Goal of the exercise —
Sift the listing for lines that hold the string "this" and pull them out.

Supplied entries —
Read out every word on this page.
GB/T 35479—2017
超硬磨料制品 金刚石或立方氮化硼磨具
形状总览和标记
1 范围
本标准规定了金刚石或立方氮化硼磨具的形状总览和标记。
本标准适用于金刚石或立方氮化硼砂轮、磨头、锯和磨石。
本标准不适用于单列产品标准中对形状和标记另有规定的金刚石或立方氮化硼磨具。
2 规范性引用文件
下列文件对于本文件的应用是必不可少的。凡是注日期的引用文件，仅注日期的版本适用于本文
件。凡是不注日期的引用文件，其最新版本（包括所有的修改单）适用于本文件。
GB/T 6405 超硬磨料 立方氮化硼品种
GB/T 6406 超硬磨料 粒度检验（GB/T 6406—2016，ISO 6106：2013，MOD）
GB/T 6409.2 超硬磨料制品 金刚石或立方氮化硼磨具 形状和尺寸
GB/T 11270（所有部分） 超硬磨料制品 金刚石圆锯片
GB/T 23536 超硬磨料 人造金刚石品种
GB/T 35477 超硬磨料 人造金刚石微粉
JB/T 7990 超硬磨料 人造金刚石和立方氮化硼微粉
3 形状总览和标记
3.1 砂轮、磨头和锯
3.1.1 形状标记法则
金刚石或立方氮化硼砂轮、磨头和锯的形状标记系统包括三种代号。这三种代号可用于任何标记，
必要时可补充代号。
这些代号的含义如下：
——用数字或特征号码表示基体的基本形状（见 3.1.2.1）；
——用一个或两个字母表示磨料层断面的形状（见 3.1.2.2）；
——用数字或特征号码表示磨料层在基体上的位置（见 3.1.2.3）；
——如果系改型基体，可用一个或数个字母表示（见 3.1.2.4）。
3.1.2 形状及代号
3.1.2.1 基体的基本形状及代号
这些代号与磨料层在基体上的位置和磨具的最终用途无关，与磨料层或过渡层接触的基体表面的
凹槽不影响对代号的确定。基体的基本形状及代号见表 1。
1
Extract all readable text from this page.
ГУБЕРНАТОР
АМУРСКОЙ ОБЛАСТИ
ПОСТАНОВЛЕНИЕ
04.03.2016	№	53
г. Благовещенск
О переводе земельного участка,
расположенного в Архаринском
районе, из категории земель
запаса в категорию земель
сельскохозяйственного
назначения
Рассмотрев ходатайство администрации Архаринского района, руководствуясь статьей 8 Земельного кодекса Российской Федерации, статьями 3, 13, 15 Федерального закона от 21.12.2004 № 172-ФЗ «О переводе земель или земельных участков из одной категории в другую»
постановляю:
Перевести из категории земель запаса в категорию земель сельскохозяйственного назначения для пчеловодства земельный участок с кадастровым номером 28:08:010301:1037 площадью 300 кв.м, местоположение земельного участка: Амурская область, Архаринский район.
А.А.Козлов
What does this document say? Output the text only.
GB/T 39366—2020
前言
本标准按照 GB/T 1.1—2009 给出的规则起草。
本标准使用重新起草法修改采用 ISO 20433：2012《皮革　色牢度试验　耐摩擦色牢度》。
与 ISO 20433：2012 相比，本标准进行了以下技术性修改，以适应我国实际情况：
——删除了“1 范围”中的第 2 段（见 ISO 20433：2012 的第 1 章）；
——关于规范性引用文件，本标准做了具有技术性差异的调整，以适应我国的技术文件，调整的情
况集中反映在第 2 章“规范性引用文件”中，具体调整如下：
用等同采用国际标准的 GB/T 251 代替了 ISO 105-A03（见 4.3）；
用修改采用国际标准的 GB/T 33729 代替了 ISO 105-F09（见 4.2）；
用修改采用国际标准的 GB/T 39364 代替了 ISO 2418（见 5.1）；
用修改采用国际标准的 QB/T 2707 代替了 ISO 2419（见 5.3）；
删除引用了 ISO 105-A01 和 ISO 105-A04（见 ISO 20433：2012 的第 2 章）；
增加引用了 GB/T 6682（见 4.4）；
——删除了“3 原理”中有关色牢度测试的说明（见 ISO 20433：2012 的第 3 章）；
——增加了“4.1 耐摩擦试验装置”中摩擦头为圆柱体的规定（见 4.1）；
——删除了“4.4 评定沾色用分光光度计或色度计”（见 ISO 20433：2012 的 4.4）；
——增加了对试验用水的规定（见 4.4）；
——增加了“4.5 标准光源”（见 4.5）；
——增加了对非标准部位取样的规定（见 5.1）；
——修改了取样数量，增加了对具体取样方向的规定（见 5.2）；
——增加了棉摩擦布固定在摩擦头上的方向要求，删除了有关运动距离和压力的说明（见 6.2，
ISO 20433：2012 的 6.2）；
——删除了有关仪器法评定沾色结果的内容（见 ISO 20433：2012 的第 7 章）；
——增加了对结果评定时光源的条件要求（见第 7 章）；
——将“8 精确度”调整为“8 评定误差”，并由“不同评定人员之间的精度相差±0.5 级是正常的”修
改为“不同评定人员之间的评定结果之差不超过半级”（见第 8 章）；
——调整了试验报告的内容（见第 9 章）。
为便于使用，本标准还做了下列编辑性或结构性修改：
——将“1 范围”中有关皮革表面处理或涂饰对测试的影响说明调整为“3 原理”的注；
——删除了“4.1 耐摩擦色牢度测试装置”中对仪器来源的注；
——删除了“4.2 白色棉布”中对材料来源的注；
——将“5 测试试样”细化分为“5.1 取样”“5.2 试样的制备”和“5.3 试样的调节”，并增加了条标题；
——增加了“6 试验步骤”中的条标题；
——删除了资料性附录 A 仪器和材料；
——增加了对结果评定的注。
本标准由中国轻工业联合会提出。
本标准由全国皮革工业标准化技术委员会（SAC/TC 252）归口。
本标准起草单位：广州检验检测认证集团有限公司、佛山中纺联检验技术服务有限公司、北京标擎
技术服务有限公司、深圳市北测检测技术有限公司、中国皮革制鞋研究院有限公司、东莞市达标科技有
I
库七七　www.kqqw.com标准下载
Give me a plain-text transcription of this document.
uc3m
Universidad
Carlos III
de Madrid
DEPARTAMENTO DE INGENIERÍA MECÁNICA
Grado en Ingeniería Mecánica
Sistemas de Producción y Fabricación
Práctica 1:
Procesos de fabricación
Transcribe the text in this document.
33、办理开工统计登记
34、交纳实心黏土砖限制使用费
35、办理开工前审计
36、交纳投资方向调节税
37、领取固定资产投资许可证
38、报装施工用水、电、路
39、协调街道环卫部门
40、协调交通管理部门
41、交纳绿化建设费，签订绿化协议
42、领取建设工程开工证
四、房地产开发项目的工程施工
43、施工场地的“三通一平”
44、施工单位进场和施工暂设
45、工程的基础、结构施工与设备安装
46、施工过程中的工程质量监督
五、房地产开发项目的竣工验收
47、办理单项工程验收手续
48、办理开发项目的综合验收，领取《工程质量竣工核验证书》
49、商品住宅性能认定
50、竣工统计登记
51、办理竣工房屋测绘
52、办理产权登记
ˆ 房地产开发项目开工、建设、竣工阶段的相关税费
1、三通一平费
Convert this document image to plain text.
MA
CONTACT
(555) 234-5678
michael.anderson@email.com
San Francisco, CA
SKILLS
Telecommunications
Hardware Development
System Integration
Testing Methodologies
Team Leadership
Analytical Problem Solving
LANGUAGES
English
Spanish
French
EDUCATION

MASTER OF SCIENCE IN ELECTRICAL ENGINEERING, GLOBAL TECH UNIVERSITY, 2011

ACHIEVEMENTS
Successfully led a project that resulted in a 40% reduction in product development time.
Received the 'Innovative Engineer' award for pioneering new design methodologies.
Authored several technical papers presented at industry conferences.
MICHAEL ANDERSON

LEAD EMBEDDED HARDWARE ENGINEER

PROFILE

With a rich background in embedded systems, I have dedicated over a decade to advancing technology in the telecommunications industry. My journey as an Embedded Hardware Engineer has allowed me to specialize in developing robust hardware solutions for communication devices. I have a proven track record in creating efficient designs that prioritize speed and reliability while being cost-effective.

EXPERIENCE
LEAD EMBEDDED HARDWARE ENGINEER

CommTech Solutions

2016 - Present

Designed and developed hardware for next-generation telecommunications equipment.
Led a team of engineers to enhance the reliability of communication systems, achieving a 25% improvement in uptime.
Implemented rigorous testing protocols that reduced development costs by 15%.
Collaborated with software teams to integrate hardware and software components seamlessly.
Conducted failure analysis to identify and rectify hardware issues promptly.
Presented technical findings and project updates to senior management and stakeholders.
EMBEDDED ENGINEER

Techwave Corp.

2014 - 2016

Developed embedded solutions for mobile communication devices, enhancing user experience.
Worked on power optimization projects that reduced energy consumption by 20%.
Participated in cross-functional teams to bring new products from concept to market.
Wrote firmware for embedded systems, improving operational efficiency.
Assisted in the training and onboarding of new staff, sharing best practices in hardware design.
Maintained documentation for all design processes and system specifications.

Task solution —
Read out every word on this page.
Extract all readable text from this page.
What does this document say? Output the text only.
Give me a plain-text transcription of this document.
Transcribe the text in this document.
Convert this document image to plain text.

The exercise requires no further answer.